___ Dataset rows ___

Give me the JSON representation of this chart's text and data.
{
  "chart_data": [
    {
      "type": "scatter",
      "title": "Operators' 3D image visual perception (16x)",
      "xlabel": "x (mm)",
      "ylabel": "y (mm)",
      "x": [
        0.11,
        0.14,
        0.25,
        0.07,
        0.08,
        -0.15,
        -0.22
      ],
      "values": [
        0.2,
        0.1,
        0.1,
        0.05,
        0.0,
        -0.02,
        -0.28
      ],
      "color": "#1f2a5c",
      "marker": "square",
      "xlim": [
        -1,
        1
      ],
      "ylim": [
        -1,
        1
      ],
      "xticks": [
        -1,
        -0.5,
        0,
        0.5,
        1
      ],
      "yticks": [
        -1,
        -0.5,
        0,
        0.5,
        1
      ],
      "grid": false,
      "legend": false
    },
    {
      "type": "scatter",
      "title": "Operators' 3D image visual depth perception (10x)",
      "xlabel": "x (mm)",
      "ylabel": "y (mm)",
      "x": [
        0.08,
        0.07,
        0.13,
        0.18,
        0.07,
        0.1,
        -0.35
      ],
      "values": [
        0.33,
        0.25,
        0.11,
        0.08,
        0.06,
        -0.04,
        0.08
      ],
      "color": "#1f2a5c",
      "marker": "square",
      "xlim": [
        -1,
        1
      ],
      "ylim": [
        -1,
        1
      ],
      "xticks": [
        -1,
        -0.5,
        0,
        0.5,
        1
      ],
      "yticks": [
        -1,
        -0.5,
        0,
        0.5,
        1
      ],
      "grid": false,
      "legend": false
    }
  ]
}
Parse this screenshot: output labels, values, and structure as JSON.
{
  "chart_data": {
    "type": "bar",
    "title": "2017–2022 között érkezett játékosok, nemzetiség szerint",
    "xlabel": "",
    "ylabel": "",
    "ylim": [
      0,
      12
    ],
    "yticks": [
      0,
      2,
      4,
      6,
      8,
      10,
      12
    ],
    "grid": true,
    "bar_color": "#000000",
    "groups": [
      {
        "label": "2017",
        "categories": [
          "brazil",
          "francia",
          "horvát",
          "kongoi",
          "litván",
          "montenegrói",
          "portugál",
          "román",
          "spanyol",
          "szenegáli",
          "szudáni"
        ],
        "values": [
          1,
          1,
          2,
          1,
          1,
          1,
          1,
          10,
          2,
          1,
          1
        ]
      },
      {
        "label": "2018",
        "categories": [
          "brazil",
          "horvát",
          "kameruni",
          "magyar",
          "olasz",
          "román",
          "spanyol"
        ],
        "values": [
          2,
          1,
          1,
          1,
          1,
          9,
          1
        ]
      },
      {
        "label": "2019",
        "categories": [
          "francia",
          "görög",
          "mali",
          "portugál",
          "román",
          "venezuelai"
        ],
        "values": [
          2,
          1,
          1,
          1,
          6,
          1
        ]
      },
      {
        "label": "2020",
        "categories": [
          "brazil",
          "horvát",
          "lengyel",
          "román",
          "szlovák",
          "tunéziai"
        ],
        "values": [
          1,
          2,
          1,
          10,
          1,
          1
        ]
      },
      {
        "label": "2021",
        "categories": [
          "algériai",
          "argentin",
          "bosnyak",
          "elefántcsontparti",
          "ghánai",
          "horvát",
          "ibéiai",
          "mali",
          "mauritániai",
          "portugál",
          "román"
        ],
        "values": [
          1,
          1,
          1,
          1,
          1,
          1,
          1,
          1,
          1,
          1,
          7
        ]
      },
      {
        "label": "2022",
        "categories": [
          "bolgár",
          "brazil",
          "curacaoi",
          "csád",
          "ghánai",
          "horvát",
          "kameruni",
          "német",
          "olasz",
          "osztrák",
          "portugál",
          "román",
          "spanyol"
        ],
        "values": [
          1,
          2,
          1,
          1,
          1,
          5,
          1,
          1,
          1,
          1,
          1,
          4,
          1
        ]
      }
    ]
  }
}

___

# Your instructions
Your task is to reproduce all of the records exactly.

# Written answer
Give me the JSON representation of this chart's text and data.
{
  "chart_data": [
    {
      "type": "scatter",
      "title": "Operators' 3D image visual perception (16x)",
      "xlabel": "x (mm)",
      "ylabel": "y (mm)",
      "x": [
        0.11,
        0.14,
        0.25,
        0.07,
        0.08,
        -0.15,
        -0.22
      ],
      "values": [
        0.2,
        0.1,
        0.1,
        0.05,
        0.0,
        -0.02,
        -0.28
      ],
      "color": "#1f2a5c",
      "marker": "square",
      "xlim": [
        -1,
        1
      ],
      "ylim": [
        -1,
        1
      ],
      "xticks": [
        -1,
        -0.5,
        0,
        0.5,
        1
      ],
      "yticks": [
        -1,
        -0.5,
        0,
        0.5,
        1
      ],
      "grid": false,
      "legend": false
    },
    {
      "type": "scatter",
      "title": "Operators' 3D image visual depth perception (10x)",
      "xlabel": "x (mm)",
      "ylabel": "y (mm)",
      "x": [
        0.08,
        0.07,
        0.13,
        0.18,
        0.07,
        0.1,
        -0.35
      ],
      "values": [
        0.33,
        0.25,
        0.11,
        0.08,
        0.06,
        -0.04,
        0.08
      ],
      "color": "#1f2a5c",
      "marker": "square",
      "xlim": [
        -1,
        1
      ],
      "ylim": [
        -1,
        1
      ],
      "xticks": [
        -1,
        -0.5,
        0,
        0.5,
        1
      ],
      "yticks": [
        -1,
        -0.5,
        0,
        0.5,
        1
      ],
      "grid": false,
      "legend": false
    }
  ]
}
Parse this screenshot: output labels, values, and structure as JSON.
{
  "chart_data": {
    "type": "bar",
    "title": "2017–2022 között érkezett játékosok, nemzetiség szerint",
    "xlabel": "",
    "ylabel": "",
    "ylim": [
      0,
      12
    ],
    "yticks": [
      0,
      2,
      4,
      6,
      8,
      10,
      12
    ],
    "grid": true,
    "bar_color": "#000000",
    "groups": [
      {
        "label": "2017",
        "categories": [
          "brazil",
          "francia",
          "horvát",
          "kongoi",
          "litván",
          "montenegrói",
          "portugál",
          "román",
          "spanyol",
          "szenegáli",
          "szudáni"
        ],
        "values": [
          1,
          1,
          2,
          1,
          1,
          1,
          1,
          10,
          2,
          1,
          1
        ]
      },
      {
        "label": "2018",
        "categories": [
          "brazil",
          "horvát",
          "kameruni",
          "magyar",
          "olasz",
          "román",
          "spanyol"
        ],
        "values": [
          2,
          1,
          1,
          1,
          1,
          9,
          1
        ]
      },
      {
        "label": "2019",
        "categories": [
          "francia",
          "görög",
          "mali",
          "portugál",
          "román",
          "venezuelai"
        ],
        "values": [
          2,
          1,
          1,
          1,
          6,
          1
        ]
      },
      {
        "label": "2020",
        "categories": [
          "brazil",
          "horvát",
          "lengyel",
          "román",
          "szlovák",
          "tunéziai"
        ],
        "values": [
          1,
          2,
          1,
          10,
          1,
          1
        ]
      },
      {
        "label": "2021",
        "categories": [
          "algériai",
          "argentin",
          "bosnyak",
          "elefántcsontparti",
          "ghánai",
          "horvát",
          "ibéiai",
          "mali",
          "mauritániai",
          "portugál",
          "román"
        ],
        "values": [
          1,
          1,
          1,
          1,
          1,
          1,
          1,
          1,
          1,
          1,
          7
        ]
      },
      {
        "label": "2022",
        "categories": [
          "bolgár",
          "brazil",
          "curacaoi",
          "csád",
          "ghánai",
          "horvát",
          "kameruni",
          "német",
          "olasz",
          "osztrák",
          "portugál",
          "román",
          "spanyol"
        ],
        "values": [
          1,
          2,
          1,
          1,
          1,
          5,
          1,
          1,
          1,
          1,
          1,
          4,
          1
        ]
      }
    ]
  }
}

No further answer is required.